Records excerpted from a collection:
++++++

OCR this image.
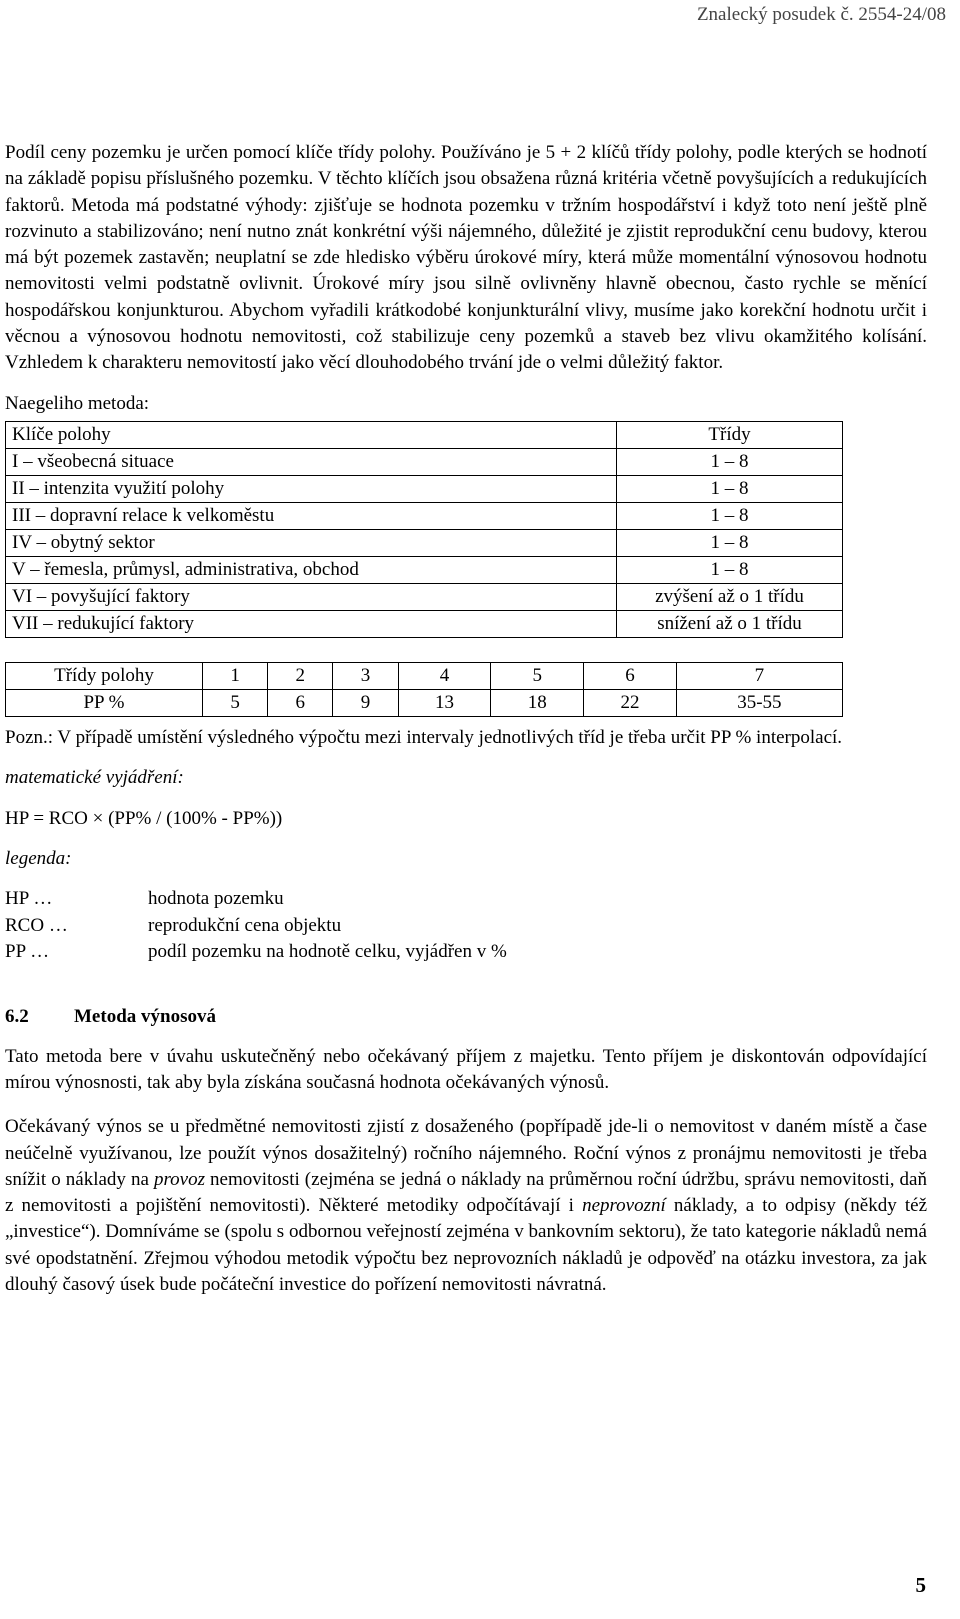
Znalecký posudek č. 2554-24/08

Podíl ceny pozemku je určen pomocí klíče třídy polohy. Používáno je 5 + 2 klíčů třídy polohy, podle kterých se hodnotí na základě popisu příslušného pozemku. V těchto klíčích jsou obsažena různá kritéria včetně povyšujících a redukujících faktorů. Metoda má podstatné výhody: zjišťuje se hodnota pozemku v tržním hospodářství i když toto není ještě plně rozvinuto a stabilizováno; není nutno znát konkrétní výši nájemného, důležité je zjistit reprodukční cenu budovy, kterou má být pozemek zastavěn; neuplatní se zde hledisko výběru úrokové míry, která může momentální výnosovou hodnotu nemovitosti velmi podstatně ovlivnit. Úrokové míry jsou silně ovlivněny hlavně obecnou, často rychle se měnící hospodářskou konjunkturou. Abychom vyřadili krátkodobé konjunkturální vlivy, musíme jako korekční hodnotu určit i věcnou a výnosovou hodnotu nemovitosti, což stabilizuje ceny pozemků a staveb bez vlivu okamžitého kolísání. Vzhledem k charakteru nemovitostí jako věcí dlouhodobého trvání jde o velmi důležitý faktor.

Naegeliho metoda:

Klíče polohy	Třídy
I – všeobecná situace	1 – 8
II – intenzita využití polohy	1 – 8
III – dopravní relace k velkoměstu	1 – 8
IV – obytný sektor	1 – 8
V – řemesla, průmysl, administrativa, obchod	1 – 8
VI – povyšující faktory	zvýšení až o 1 třídu
VII – redukující faktory	snížení až o 1 třídu
Třídy polohy	1	2	3	4	5	6	7
PP %	5	6	9	13	18	22	35-55

Pozn.: V případě umístění výsledného výpočtu mezi intervaly jednotlivých tříd je třeba určit PP % interpolací.

matematické vyjádření:

HP = RCO × (PP% / (100% - PP%))

legenda:

HP …	hodnota pozemku
RCO …	reprodukční cena objektu
PP …	podíl pozemku na hodnotě celku, vyjádřen v %
6.2 Metoda výnosová

Tato metoda bere v úvahu uskutečněný nebo očekávaný příjem z majetku. Tento příjem je diskontován odpovídající mírou výnosnosti, tak aby byla získána současná hodnota očekávaných výnosů.

Očekávaný výnos se u předmětné nemovitosti zjistí z dosaženého (popřípadě jde-li o nemovitost v daném místě a čase neúčelně využívanou, lze použít výnos dosažitelný) ročního nájemného. Roční výnos z pronájmu nemovitosti je třeba snížit o náklady na provoz nemovitosti (zejména se jedná o náklady na průměrnou roční údržbu, správu nemovitosti, daň z nemovitosti a pojištění nemovitosti). Některé metodiky odpočítávají i neprovozní náklady, a to odpisy (někdy též „investice“). Domníváme se (spolu s odbornou veřejností zejména v bankovním sektoru), že tato kategorie nákladů nemá své opodstatnění. Zřejmou výhodou metodik výpočtu bez neprovozních nákladů je odpověď na otázku investora, za jak dlouhý časový úsek bude počáteční investice do pořízení nemovitosti návratná.

5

++++++

INSTRUCTIONS FOR THE TASK
Omit the pictures and restate the rest of the records verbatim.

RESPONSE
OCR this image.
Znalecký posudek č. 2554-24/08

Podíl ceny pozemku je určen pomocí klíče třídy polohy. Používáno je 5 + 2 klíčů třídy polohy, podle kterých se hodnotí na základě popisu příslušného pozemku. V těchto klíčích jsou obsažena různá kritéria včetně povyšujících a redukujících faktorů. Metoda má podstatné výhody: zjišťuje se hodnota pozemku v tržním hospodářství i když toto není ještě plně rozvinuto a stabilizováno; není nutno znát konkrétní výši nájemného, důležité je zjistit reprodukční cenu budovy, kterou má být pozemek zastavěn; neuplatní se zde hledisko výběru úrokové míry, která může momentální výnosovou hodnotu nemovitosti velmi podstatně ovlivnit. Úrokové míry jsou silně ovlivněny hlavně obecnou, často rychle se měnící hospodářskou konjunkturou. Abychom vyřadili krátkodobé konjunkturální vlivy, musíme jako korekční hodnotu určit i věcnou a výnosovou hodnotu nemovitosti, což stabilizuje ceny pozemků a staveb bez vlivu okamžitého kolísání. Vzhledem k charakteru nemovitostí jako věcí dlouhodobého trvání jde o velmi důležitý faktor.

Naegeliho metoda:

Klíče polohy	Třídy
I – všeobecná situace	1 – 8
II – intenzita využití polohy	1 – 8
III – dopravní relace k velkoměstu	1 – 8
IV – obytný sektor	1 – 8
V – řemesla, průmysl, administrativa, obchod	1 – 8
VI – povyšující faktory	zvýšení až o 1 třídu
VII – redukující faktory	snížení až o 1 třídu
Třídy polohy	1	2	3	4	5	6	7
PP %	5	6	9	13	18	22	35-55

Pozn.: V případě umístění výsledného výpočtu mezi intervaly jednotlivých tříd je třeba určit PP % interpolací.

matematické vyjádření:

HP = RCO × (PP% / (100% - PP%))

legenda:

HP …	hodnota pozemku
RCO …	reprodukční cena objektu
PP …	podíl pozemku na hodnotě celku, vyjádřen v %
6.2 Metoda výnosová

Tato metoda bere v úvahu uskutečněný nebo očekávaný příjem z majetku. Tento příjem je diskontován odpovídající mírou výnosnosti, tak aby byla získána současná hodnota očekávaných výnosů.

Očekávaný výnos se u předmětné nemovitosti zjistí z dosaženého (popřípadě jde-li o nemovitost v daném místě a čase neúčelně využívanou, lze použít výnos dosažitelný) ročního nájemného. Roční výnos z pronájmu nemovitosti je třeba snížit o náklady na provoz nemovitosti (zejména se jedná o náklady na průměrnou roční údržbu, správu nemovitosti, daň z nemovitosti a pojištění nemovitosti). Některé metodiky odpočítávají i neprovozní náklady, a to odpisy (někdy též „investice“). Domníváme se (spolu s odbornou veřejností zejména v bankovním sektoru), že tato kategorie nákladů nemá své opodstatnění. Zřejmou výhodou metodik výpočtu bez neprovozních nákladů je odpověď na otázku investora, za jak dlouhý časový úsek bude počáteční investice do pořízení nemovitosti návratná.

5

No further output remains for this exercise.